**PROBLEM**
Print all of the data exactly.

**DATASET ENTRIES**
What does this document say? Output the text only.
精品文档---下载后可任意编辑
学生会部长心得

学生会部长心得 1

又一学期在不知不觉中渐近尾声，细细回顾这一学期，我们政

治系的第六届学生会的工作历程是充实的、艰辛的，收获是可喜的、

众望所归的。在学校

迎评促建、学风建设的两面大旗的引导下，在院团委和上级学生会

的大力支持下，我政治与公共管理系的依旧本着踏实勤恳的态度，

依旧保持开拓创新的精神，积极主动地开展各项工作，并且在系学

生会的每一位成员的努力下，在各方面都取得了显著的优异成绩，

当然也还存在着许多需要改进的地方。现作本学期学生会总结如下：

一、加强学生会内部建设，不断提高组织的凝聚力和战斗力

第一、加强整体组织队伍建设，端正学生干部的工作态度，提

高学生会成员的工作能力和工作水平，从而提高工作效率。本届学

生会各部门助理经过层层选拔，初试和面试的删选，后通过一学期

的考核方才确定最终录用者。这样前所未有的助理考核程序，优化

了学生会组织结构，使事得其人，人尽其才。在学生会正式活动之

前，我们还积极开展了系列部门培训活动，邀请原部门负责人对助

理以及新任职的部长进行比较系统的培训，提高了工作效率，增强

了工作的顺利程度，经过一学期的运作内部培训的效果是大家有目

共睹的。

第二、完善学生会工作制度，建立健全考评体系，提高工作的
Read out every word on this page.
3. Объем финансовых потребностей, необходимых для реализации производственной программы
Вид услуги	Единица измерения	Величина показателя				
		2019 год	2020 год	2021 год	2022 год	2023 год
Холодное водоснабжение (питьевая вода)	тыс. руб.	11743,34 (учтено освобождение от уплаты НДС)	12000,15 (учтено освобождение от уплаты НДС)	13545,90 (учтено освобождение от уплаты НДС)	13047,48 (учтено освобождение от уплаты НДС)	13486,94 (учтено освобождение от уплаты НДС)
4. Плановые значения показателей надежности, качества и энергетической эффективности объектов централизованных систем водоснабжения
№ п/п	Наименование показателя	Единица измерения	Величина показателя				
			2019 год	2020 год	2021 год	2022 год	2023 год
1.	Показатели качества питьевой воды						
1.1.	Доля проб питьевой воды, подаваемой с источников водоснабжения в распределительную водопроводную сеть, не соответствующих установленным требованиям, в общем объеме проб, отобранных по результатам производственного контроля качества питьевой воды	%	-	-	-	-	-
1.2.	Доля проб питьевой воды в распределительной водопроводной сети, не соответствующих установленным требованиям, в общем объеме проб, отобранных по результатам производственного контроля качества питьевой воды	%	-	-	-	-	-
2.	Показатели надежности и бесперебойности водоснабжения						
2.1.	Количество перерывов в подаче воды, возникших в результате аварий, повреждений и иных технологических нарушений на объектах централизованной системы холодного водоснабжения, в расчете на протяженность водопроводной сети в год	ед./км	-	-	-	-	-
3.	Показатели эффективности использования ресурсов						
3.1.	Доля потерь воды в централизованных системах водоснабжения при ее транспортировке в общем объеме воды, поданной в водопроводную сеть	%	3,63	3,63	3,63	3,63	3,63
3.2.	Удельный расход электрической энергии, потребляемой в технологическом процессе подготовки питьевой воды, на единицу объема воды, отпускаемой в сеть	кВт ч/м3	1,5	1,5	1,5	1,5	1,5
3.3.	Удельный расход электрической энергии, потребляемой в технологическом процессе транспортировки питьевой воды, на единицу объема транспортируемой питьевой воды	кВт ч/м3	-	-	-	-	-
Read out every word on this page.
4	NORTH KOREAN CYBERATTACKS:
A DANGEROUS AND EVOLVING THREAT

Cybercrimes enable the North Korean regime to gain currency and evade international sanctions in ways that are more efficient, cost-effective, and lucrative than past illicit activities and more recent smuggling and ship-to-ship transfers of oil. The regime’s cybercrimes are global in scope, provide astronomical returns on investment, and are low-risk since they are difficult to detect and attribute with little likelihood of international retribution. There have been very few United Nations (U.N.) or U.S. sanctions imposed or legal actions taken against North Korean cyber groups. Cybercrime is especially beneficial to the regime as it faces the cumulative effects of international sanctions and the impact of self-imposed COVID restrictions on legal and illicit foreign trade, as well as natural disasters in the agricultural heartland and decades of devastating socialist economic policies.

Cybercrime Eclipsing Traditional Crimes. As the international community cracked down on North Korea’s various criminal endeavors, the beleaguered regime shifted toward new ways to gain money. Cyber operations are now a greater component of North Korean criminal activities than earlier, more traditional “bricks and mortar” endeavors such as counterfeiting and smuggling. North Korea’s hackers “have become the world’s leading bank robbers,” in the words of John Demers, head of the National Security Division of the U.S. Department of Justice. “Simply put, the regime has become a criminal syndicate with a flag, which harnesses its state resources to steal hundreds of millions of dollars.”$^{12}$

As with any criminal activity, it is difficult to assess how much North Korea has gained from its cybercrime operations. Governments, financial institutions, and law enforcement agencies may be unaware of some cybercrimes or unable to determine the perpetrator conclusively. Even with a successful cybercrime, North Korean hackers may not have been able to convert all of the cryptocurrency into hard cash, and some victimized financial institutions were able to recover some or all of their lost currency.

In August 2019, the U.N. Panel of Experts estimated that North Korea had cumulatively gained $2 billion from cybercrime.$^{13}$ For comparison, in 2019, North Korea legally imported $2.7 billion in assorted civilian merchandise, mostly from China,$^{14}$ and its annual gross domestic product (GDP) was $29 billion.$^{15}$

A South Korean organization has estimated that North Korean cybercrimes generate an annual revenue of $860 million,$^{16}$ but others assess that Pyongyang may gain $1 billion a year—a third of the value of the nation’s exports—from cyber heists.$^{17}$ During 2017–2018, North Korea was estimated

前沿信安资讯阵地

**EXERCISE RESPONSE**
What does this document say? Output the text only.
精品文档---下载后可任意编辑
学生会部长心得

学生会部长心得 1

又一学期在不知不觉中渐近尾声，细细回顾这一学期，我们政

治系的第六届学生会的工作历程是充实的、艰辛的，收获是可喜的、

众望所归的。在学校

迎评促建、学风建设的两面大旗的引导下，在院团委和上级学生会

的大力支持下，我政治与公共管理系的依旧本着踏实勤恳的态度，

依旧保持开拓创新的精神，积极主动地开展各项工作，并且在系学

生会的每一位成员的努力下，在各方面都取得了显著的优异成绩，

当然也还存在着许多需要改进的地方。现作本学期学生会总结如下：

一、加强学生会内部建设，不断提高组织的凝聚力和战斗力

第一、加强整体组织队伍建设，端正学生干部的工作态度，提

高学生会成员的工作能力和工作水平，从而提高工作效率。本届学

生会各部门助理经过层层选拔，初试和面试的删选，后通过一学期

的考核方才确定最终录用者。这样前所未有的助理考核程序，优化

了学生会组织结构，使事得其人，人尽其才。在学生会正式活动之

前，我们还积极开展了系列部门培训活动，邀请原部门负责人对助

理以及新任职的部长进行比较系统的培训，提高了工作效率，增强

了工作的顺利程度，经过一学期的运作内部培训的效果是大家有目

共睹的。

第二、完善学生会工作制度，建立健全考评体系，提高工作的
Read out every word on this page.
3. Объем финансовых потребностей, необходимых для реализации производственной программы
Вид услуги	Единица измерения	Величина показателя				
		2019 год	2020 год	2021 год	2022 год	2023 год
Холодное водоснабжение (питьевая вода)	тыс. руб.	11743,34 (учтено освобождение от уплаты НДС)	12000,15 (учтено освобождение от уплаты НДС)	13545,90 (учтено освобождение от уплаты НДС)	13047,48 (учтено освобождение от уплаты НДС)	13486,94 (учтено освобождение от уплаты НДС)
4. Плановые значения показателей надежности, качества и энергетической эффективности объектов централизованных систем водоснабжения
№ п/п	Наименование показателя	Единица измерения	Величина показателя				
			2019 год	2020 год	2021 год	2022 год	2023 год
1.	Показатели качества питьевой воды						
1.1.	Доля проб питьевой воды, подаваемой с источников водоснабжения в распределительную водопроводную сеть, не соответствующих установленным требованиям, в общем объеме проб, отобранных по результатам производственного контроля качества питьевой воды	%	-	-	-	-	-
1.2.	Доля проб питьевой воды в распределительной водопроводной сети, не соответствующих установленным требованиям, в общем объеме проб, отобранных по результатам производственного контроля качества питьевой воды	%	-	-	-	-	-
2.	Показатели надежности и бесперебойности водоснабжения						
2.1.	Количество перерывов в подаче воды, возникших в результате аварий, повреждений и иных технологических нарушений на объектах централизованной системы холодного водоснабжения, в расчете на протяженность водопроводной сети в год	ед./км	-	-	-	-	-
3.	Показатели эффективности использования ресурсов						
3.1.	Доля потерь воды в централизованных системах водоснабжения при ее транспортировке в общем объеме воды, поданной в водопроводную сеть	%	3,63	3,63	3,63	3,63	3,63
3.2.	Удельный расход электрической энергии, потребляемой в технологическом процессе подготовки питьевой воды, на единицу объема воды, отпускаемой в сеть	кВт ч/м3	1,5	1,5	1,5	1,5	1,5
3.3.	Удельный расход электрической энергии, потребляемой в технологическом процессе транспортировки питьевой воды, на единицу объема транспортируемой питьевой воды	кВт ч/м3	-	-	-	-	-
Read out every word on this page.
4	NORTH KOREAN CYBERATTACKS:
A DANGEROUS AND EVOLVING THREAT

Cybercrimes enable the North Korean regime to gain currency and evade international sanctions in ways that are more efficient, cost-effective, and lucrative than past illicit activities and more recent smuggling and ship-to-ship transfers of oil. The regime’s cybercrimes are global in scope, provide astronomical returns on investment, and are low-risk since they are difficult to detect and attribute with little likelihood of international retribution. There have been very few United Nations (U.N.) or U.S. sanctions imposed or legal actions taken against North Korean cyber groups. Cybercrime is especially beneficial to the regime as it faces the cumulative effects of international sanctions and the impact of self-imposed COVID restrictions on legal and illicit foreign trade, as well as natural disasters in the agricultural heartland and decades of devastating socialist economic policies.

Cybercrime Eclipsing Traditional Crimes. As the international community cracked down on North Korea’s various criminal endeavors, the beleaguered regime shifted toward new ways to gain money. Cyber operations are now a greater component of North Korean criminal activities than earlier, more traditional “bricks and mortar” endeavors such as counterfeiting and smuggling. North Korea’s hackers “have become the world’s leading bank robbers,” in the words of John Demers, head of the National Security Division of the U.S. Department of Justice. “Simply put, the regime has become a criminal syndicate with a flag, which harnesses its state resources to steal hundreds of millions of dollars.”$^{12}$

As with any criminal activity, it is difficult to assess how much North Korea has gained from its cybercrime operations. Governments, financial institutions, and law enforcement agencies may be unaware of some cybercrimes or unable to determine the perpetrator conclusively. Even with a successful cybercrime, North Korean hackers may not have been able to convert all of the cryptocurrency into hard cash, and some victimized financial institutions were able to recover some or all of their lost currency.

In August 2019, the U.N. Panel of Experts estimated that North Korea had cumulatively gained $2 billion from cybercrime.$^{13}$ For comparison, in 2019, North Korea legally imported $2.7 billion in assorted civilian merchandise, mostly from China,$^{14}$ and its annual gross domestic product (GDP) was $29 billion.$^{15}$

A South Korean organization has estimated that North Korean cybercrimes generate an annual revenue of $860 million,$^{16}$ but others assess that Pyongyang may gain $1 billion a year—a third of the value of the nation’s exports—from cyber heists.$^{17}$ During 2017–2018, North Korea was estimated

前沿信安资讯阵地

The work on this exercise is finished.